- Exercise task -
Write the records below out again exactly as given, with no images.
╭──
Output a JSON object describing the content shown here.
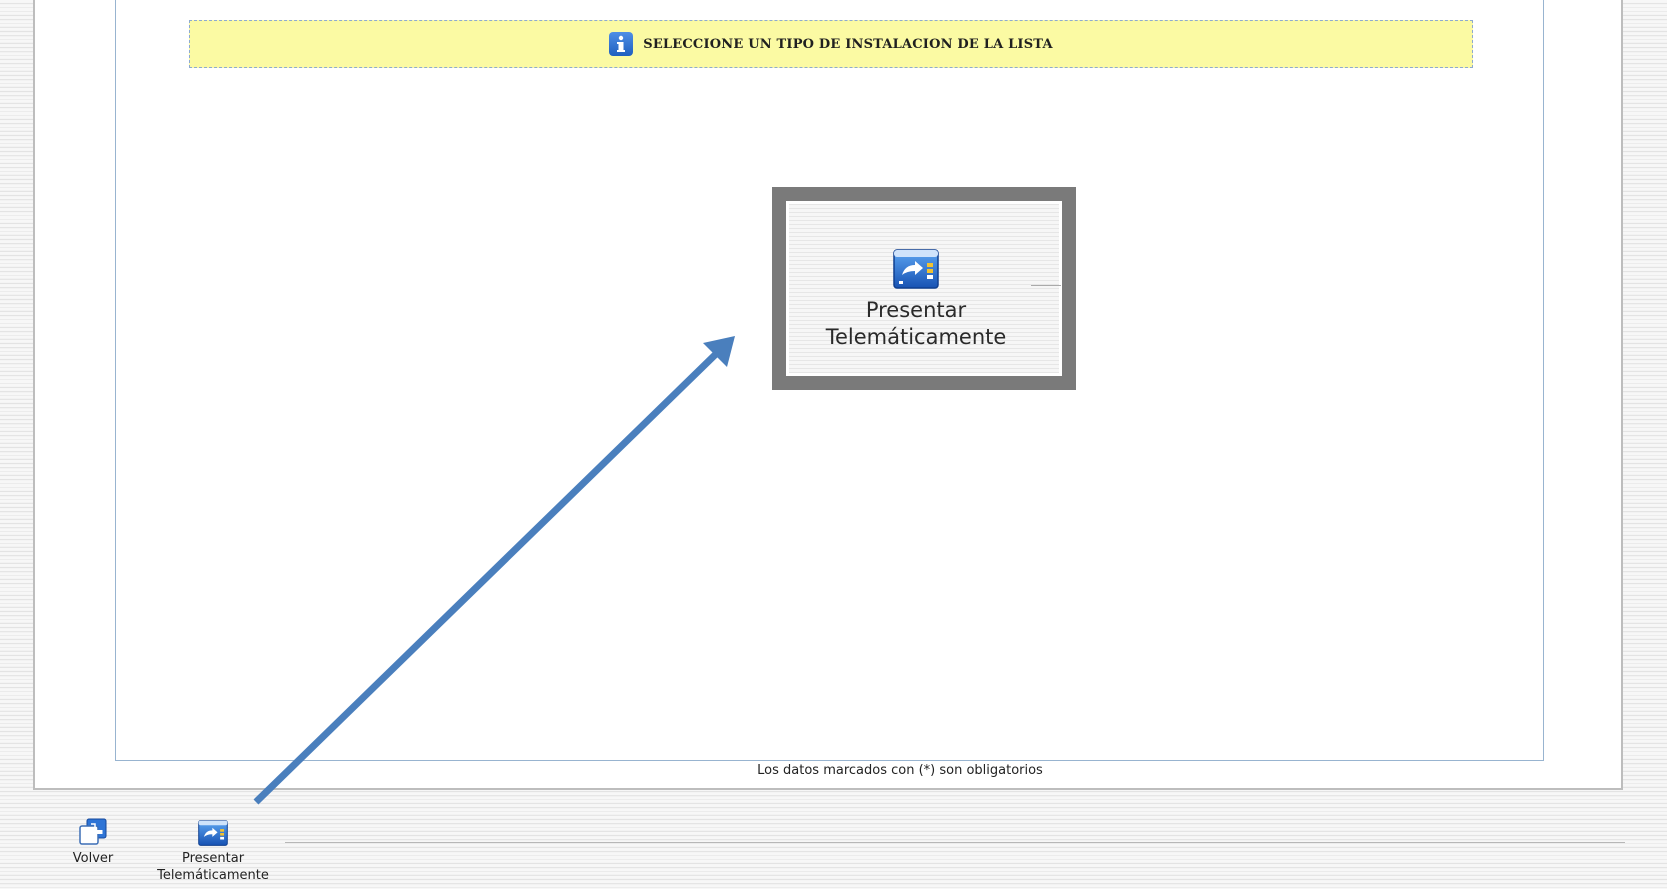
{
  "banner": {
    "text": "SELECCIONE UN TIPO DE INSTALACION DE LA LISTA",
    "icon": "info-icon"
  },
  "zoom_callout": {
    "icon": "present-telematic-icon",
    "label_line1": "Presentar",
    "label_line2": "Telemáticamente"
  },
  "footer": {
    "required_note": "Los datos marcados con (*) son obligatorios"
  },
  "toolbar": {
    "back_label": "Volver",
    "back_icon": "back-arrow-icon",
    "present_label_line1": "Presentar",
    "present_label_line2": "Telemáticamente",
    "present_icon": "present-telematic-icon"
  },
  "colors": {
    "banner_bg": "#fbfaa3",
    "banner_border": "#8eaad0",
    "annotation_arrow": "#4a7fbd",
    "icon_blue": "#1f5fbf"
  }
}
╰──
- Written answer -
Output a JSON object describing the content shown here.
{
  "banner": {
    "text": "SELECCIONE UN TIPO DE INSTALACION DE LA LISTA",
    "icon": "info-icon"
  },
  "zoom_callout": {
    "icon": "present-telematic-icon",
    "label_line1": "Presentar",
    "label_line2": "Telemáticamente"
  },
  "footer": {
    "required_note": "Los datos marcados con (*) son obligatorios"
  },
  "toolbar": {
    "back_label": "Volver",
    "back_icon": "back-arrow-icon",
    "present_label_line1": "Presentar",
    "present_label_line2": "Telemáticamente",
    "present_icon": "present-telematic-icon"
  },
  "colors": {
    "banner_bg": "#fbfaa3",
    "banner_border": "#8eaad0",
    "annotation_arrow": "#4a7fbd",
    "icon_blue": "#1f5fbf"
  }
}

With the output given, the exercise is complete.